Every line that contains the word "datasets" should be copied.

- Extracted records -
----------------------------------------
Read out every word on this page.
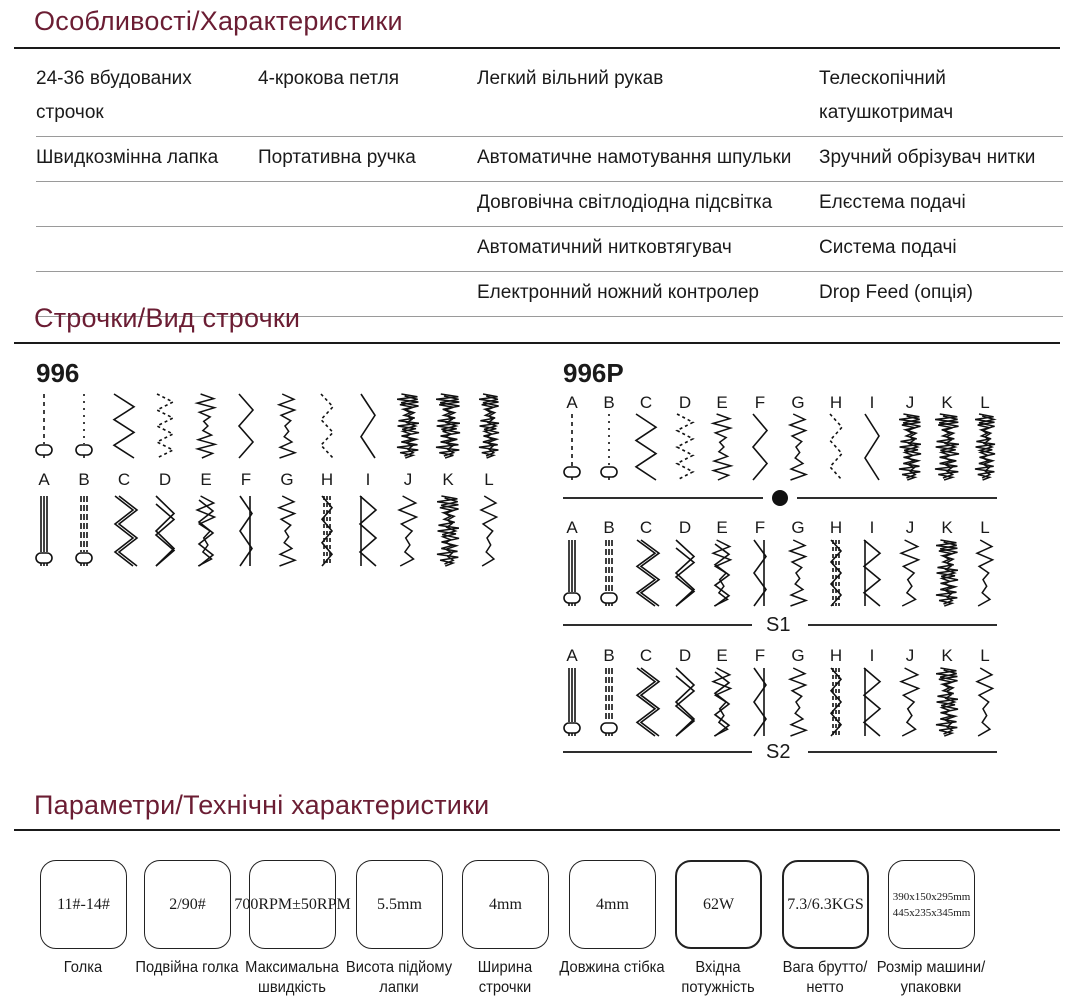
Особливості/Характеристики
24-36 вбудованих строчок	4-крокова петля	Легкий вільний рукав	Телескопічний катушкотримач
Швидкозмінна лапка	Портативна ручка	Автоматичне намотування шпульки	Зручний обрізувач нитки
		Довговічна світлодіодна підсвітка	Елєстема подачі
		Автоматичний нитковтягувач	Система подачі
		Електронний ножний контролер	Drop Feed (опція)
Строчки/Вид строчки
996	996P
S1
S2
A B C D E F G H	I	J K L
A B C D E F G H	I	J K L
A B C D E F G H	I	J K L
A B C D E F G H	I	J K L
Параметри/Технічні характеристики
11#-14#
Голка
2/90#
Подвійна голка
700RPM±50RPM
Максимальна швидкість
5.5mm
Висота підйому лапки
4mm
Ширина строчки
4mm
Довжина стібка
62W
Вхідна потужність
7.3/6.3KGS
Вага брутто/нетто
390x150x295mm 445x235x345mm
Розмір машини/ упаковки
----------------------------------------
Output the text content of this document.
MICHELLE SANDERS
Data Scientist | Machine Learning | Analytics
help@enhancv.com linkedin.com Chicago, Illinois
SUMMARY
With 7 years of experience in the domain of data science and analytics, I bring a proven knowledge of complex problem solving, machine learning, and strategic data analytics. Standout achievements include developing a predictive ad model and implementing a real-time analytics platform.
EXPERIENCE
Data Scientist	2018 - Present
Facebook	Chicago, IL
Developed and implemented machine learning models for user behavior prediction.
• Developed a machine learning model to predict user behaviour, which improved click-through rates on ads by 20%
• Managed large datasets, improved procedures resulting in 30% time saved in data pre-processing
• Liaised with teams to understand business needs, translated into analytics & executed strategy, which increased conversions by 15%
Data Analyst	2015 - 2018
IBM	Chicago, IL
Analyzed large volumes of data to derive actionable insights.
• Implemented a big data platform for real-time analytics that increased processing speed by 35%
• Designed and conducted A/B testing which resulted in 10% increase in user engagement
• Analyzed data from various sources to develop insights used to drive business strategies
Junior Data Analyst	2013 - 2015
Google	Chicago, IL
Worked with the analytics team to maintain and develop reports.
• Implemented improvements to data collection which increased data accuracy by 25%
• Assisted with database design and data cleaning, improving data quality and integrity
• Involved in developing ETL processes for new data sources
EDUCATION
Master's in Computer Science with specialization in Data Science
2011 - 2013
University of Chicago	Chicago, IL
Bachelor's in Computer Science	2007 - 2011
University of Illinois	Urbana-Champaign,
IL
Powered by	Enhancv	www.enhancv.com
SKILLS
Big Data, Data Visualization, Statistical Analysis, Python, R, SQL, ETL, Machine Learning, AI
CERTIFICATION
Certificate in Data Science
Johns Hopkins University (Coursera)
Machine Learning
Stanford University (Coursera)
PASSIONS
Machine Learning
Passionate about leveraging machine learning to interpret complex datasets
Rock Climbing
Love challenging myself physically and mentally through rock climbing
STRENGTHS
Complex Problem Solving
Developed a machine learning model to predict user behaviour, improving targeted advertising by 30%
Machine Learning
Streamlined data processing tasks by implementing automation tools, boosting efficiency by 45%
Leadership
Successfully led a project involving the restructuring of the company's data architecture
----------------------------------------
- Solution to this task -
• Managed large datasets, improved procedures resulting in 30% time saved in data pre-processing
Passionate about leveraging machine learning to interpret complex datasets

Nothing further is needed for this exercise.